TASK SET
1. From the article on Android UI testing on CI, copy the passage starting at "CI must provide" and ending at "a different value.".
2. In the article on Android UI testing on CI, which CI products are described as more mobile-focused?

*Setting up Android UI testing on CI talk for Mobile DevOps Summit is available to complement this material.

UI tests are slow, demanding and expensive. Moreover, running them on CI is also quite tricky and hard.
However, whether we like them or not, UI tests are effective and essential. They are a great way to automate manual quality assurance and verify new releases.

In this article, I would like to share the key aspects of setting up UI testing on CI. We will:

• # Explore CI and the environment that is required to run UI tests;

• # Learn about automated tests on real devices and emulators (+ Docker setup);

• # Discover how to improve execution with sharding, grouping and other approaches;

• # Summarise the best ways to optimise CI and UI testing execution;

☁️ Integrating with CI

CI must provide feedback as soon as possible.

The point of CI is to build, test, scan, analyse and verify software as it gets written. There are a lot of CI tools available to developers nowadays.

But.

There is simply no such thing as the best CI tool. Even though they all do the same job conceptually, each provides a different value.
Some products are more mobile-focused, such as Bitrise, AppCenter, or AppCircle. Other tools are already integrated into a repository hosting like Gitlab CI or GitHub Actions. It is up to the team to evaluate which tool works best for them.

RAW DATA
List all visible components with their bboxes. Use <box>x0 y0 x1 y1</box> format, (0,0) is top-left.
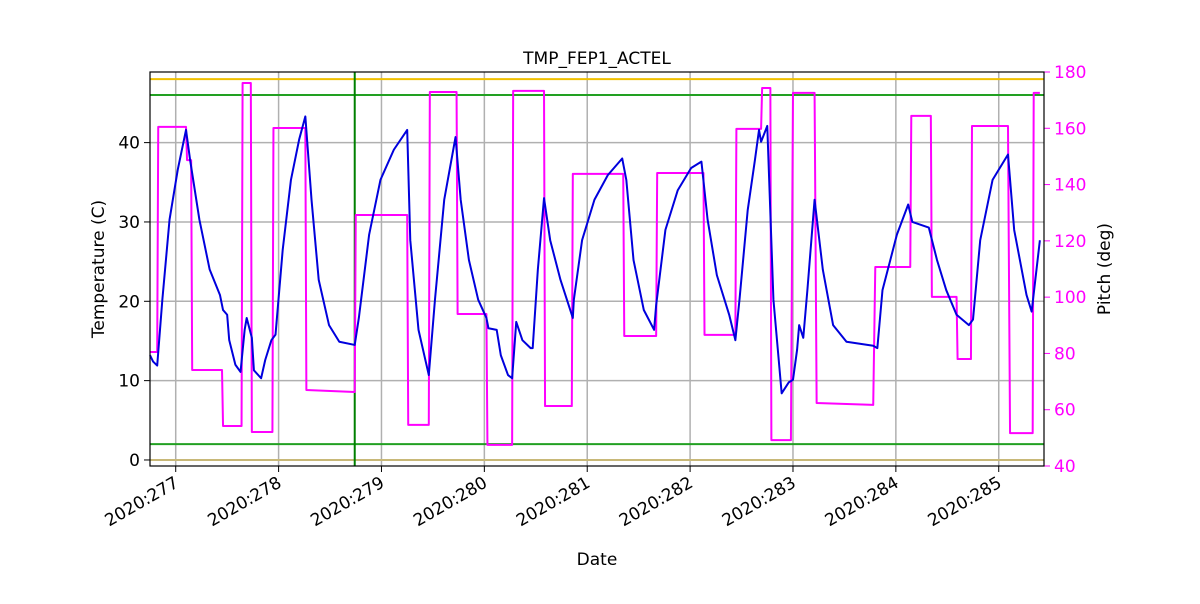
y2-tick-label: 60 <box>1054 401 1076 421</box>
x-tick-label: 2020:282 <box>616 473 697 531</box>
y2-tick-label: 120 <box>1054 232 1086 252</box>
x-tick-label: 2020:278 <box>205 473 286 531</box>
y2-tick-label: 140 <box>1054 176 1086 196</box>
x-tick-label: 2020:284 <box>822 473 903 531</box>
y2-tick-label: 180 <box>1054 63 1086 83</box>
x-axis-label: Date <box>577 550 618 570</box>
y-axis-label: Temperature (C) <box>89 200 109 339</box>
x-tick-label: 2020:279 <box>307 473 388 531</box>
y-tick-label: 30 <box>118 213 140 233</box>
y-tick-label: 40 <box>118 134 140 154</box>
x-tick-label: 2020:281 <box>513 473 594 531</box>
y2-tick-label: 160 <box>1054 119 1086 139</box>
data-line <box>149 115 1041 395</box>
y2-tick-label: 80 <box>1054 344 1076 364</box>
y2-tick-label: 100 <box>1054 288 1086 308</box>
y2-tick-label: 40 <box>1054 457 1076 477</box>
x-tick-label: 2020:280 <box>410 473 491 531</box>
chart-title: TMP_FEP1_ACTEL <box>522 49 671 69</box>
y2-axis-label: Pitch (deg) <box>1095 223 1115 315</box>
x-tick-label: 2020:283 <box>719 473 800 531</box>
y-tick-label: 0 <box>129 451 140 471</box>
plot-frame <box>149 71 1045 467</box>
y-tick-label: 20 <box>118 292 140 312</box>
x-tick-label: 2020:277 <box>102 473 183 531</box>
y-tick-label: 10 <box>118 372 140 392</box>
data-line <box>150 81 1040 446</box>
x-tick-label: 2020:285 <box>925 473 1006 531</box>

EXPECTED OUTPUTS
1.
CI must provide feedback as soon as possible.

The point of CI is to build, test, scan, analyse and verify software as it gets written. There are a lot of CI tools available to developers nowadays.

But.

There is simply no such thing as the best CI tool. Even though they all do the same job conceptually, each provides a different value.

2. Bitrise, AppCenter, and AppCircle.